● Stored data entries:

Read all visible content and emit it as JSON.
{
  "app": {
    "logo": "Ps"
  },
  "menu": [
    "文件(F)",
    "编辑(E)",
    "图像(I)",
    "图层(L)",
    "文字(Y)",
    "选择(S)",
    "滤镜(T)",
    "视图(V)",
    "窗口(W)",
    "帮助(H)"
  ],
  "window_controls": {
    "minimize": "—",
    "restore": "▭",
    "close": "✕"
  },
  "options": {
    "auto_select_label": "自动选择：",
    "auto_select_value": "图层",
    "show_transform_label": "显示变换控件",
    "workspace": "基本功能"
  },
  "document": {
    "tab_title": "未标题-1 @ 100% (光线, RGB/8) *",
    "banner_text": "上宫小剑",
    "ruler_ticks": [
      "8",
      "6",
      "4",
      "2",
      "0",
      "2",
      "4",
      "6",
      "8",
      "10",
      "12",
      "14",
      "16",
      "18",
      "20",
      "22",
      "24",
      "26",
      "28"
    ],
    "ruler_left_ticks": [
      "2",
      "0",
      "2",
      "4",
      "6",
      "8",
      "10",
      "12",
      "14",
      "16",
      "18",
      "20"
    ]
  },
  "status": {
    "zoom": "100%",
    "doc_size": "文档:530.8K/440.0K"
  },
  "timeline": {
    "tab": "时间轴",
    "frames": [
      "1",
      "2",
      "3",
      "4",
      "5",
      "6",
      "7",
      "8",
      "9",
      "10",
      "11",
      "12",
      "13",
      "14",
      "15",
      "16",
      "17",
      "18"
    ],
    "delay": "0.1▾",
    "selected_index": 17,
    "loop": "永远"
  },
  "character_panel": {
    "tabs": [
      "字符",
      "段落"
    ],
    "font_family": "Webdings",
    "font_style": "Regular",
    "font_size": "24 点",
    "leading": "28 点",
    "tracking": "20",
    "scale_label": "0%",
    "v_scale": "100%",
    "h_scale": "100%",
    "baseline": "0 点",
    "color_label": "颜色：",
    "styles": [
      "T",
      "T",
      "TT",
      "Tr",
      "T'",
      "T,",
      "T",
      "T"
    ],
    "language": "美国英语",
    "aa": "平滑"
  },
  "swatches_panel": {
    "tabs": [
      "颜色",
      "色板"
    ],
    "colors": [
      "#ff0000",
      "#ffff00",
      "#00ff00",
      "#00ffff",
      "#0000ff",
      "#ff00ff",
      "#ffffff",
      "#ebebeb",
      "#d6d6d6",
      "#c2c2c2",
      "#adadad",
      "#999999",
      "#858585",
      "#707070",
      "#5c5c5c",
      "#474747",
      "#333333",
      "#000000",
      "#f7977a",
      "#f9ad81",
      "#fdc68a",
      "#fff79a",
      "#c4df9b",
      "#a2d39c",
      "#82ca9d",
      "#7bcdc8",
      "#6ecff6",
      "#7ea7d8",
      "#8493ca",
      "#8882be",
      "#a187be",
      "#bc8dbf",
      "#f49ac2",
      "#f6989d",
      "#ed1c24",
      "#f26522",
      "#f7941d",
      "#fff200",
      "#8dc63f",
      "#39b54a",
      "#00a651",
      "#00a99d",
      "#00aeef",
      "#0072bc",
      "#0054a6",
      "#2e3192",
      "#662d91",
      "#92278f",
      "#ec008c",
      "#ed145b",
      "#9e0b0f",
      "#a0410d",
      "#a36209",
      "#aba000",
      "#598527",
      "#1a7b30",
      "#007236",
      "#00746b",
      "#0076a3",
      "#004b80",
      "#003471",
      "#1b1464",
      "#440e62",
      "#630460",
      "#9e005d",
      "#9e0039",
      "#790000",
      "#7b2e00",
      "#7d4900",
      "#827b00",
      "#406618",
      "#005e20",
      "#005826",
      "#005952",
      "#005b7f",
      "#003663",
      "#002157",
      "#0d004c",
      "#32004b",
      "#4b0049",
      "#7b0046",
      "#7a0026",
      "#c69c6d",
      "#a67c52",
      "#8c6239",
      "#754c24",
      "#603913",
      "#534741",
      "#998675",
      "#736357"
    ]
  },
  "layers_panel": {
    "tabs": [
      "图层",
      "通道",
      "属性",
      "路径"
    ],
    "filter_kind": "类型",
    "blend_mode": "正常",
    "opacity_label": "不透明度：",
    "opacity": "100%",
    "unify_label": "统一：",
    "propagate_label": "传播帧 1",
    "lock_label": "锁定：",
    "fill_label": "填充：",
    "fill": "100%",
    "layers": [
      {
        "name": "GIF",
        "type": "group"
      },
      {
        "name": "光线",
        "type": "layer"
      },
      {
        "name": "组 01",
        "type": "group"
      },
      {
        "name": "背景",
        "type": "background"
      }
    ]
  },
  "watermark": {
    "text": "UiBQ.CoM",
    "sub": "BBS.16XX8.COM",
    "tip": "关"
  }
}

● Your goal: Copy out the material word for word and line for line.

● Answer to the task:
Read all visible content and emit it as JSON.
{
  "app": {
    "logo": "Ps"
  },
  "menu": [
    "文件(F)",
    "编辑(E)",
    "图像(I)",
    "图层(L)",
    "文字(Y)",
    "选择(S)",
    "滤镜(T)",
    "视图(V)",
    "窗口(W)",
    "帮助(H)"
  ],
  "window_controls": {
    "minimize": "—",
    "restore": "▭",
    "close": "✕"
  },
  "options": {
    "auto_select_label": "自动选择：",
    "auto_select_value": "图层",
    "show_transform_label": "显示变换控件",
    "workspace": "基本功能"
  },
  "document": {
    "tab_title": "未标题-1 @ 100% (光线, RGB/8) *",
    "banner_text": "上宫小剑",
    "ruler_ticks": [
      "8",
      "6",
      "4",
      "2",
      "0",
      "2",
      "4",
      "6",
      "8",
      "10",
      "12",
      "14",
      "16",
      "18",
      "20",
      "22",
      "24",
      "26",
      "28"
    ],
    "ruler_left_ticks": [
      "2",
      "0",
      "2",
      "4",
      "6",
      "8",
      "10",
      "12",
      "14",
      "16",
      "18",
      "20"
    ]
  },
  "status": {
    "zoom": "100%",
    "doc_size": "文档:530.8K/440.0K"
  },
  "timeline": {
    "tab": "时间轴",
    "frames": [
      "1",
      "2",
      "3",
      "4",
      "5",
      "6",
      "7",
      "8",
      "9",
      "10",
      "11",
      "12",
      "13",
      "14",
      "15",
      "16",
      "17",
      "18"
    ],
    "delay": "0.1▾",
    "selected_index": 17,
    "loop": "永远"
  },
  "character_panel": {
    "tabs": [
      "字符",
      "段落"
    ],
    "font_family": "Webdings",
    "font_style": "Regular",
    "font_size": "24 点",
    "leading": "28 点",
    "tracking": "20",
    "scale_label": "0%",
    "v_scale": "100%",
    "h_scale": "100%",
    "baseline": "0 点",
    "color_label": "颜色：",
    "styles": [
      "T",
      "T",
      "TT",
      "Tr",
      "T'",
      "T,",
      "T",
      "T"
    ],
    "language": "美国英语",
    "aa": "平滑"
  },
  "swatches_panel": {
    "tabs": [
      "颜色",
      "色板"
    ],
    "colors": [
      "#ff0000",
      "#ffff00",
      "#00ff00",
      "#00ffff",
      "#0000ff",
      "#ff00ff",
      "#ffffff",
      "#ebebeb",
      "#d6d6d6",
      "#c2c2c2",
      "#adadad",
      "#999999",
      "#858585",
      "#707070",
      "#5c5c5c",
      "#474747",
      "#333333",
      "#000000",
      "#f7977a",
      "#f9ad81",
      "#fdc68a",
      "#fff79a",
      "#c4df9b",
      "#a2d39c",
      "#82ca9d",
      "#7bcdc8",
      "#6ecff6",
      "#7ea7d8",
      "#8493ca",
      "#8882be",
      "#a187be",
      "#bc8dbf",
      "#f49ac2",
      "#f6989d",
      "#ed1c24",
      "#f26522",
      "#f7941d",
      "#fff200",
      "#8dc63f",
      "#39b54a",
      "#00a651",
      "#00a99d",
      "#00aeef",
      "#0072bc",
      "#0054a6",
      "#2e3192",
      "#662d91",
      "#92278f",
      "#ec008c",
      "#ed145b",
      "#9e0b0f",
      "#a0410d",
      "#a36209",
      "#aba000",
      "#598527",
      "#1a7b30",
      "#007236",
      "#00746b",
      "#0076a3",
      "#004b80",
      "#003471",
      "#1b1464",
      "#440e62",
      "#630460",
      "#9e005d",
      "#9e0039",
      "#790000",
      "#7b2e00",
      "#7d4900",
      "#827b00",
      "#406618",
      "#005e20",
      "#005826",
      "#005952",
      "#005b7f",
      "#003663",
      "#002157",
      "#0d004c",
      "#32004b",
      "#4b0049",
      "#7b0046",
      "#7a0026",
      "#c69c6d",
      "#a67c52",
      "#8c6239",
      "#754c24",
      "#603913",
      "#534741",
      "#998675",
      "#736357"
    ]
  },
  "layers_panel": {
    "tabs": [
      "图层",
      "通道",
      "属性",
      "路径"
    ],
    "filter_kind": "类型",
    "blend_mode": "正常",
    "opacity_label": "不透明度：",
    "opacity": "100%",
    "unify_label": "统一：",
    "propagate_label": "传播帧 1",
    "lock_label": "锁定：",
    "fill_label": "填充：",
    "fill": "100%",
    "layers": [
      {
        "name": "GIF",
        "type": "group"
      },
      {
        "name": "光线",
        "type": "layer"
      },
      {
        "name": "组 01",
        "type": "group"
      },
      {
        "name": "背景",
        "type": "background"
      }
    ]
  },
  "watermark": {
    "text": "UiBQ.CoM",
    "sub": "BBS.16XX8.COM",
    "tip": "关"
  }
}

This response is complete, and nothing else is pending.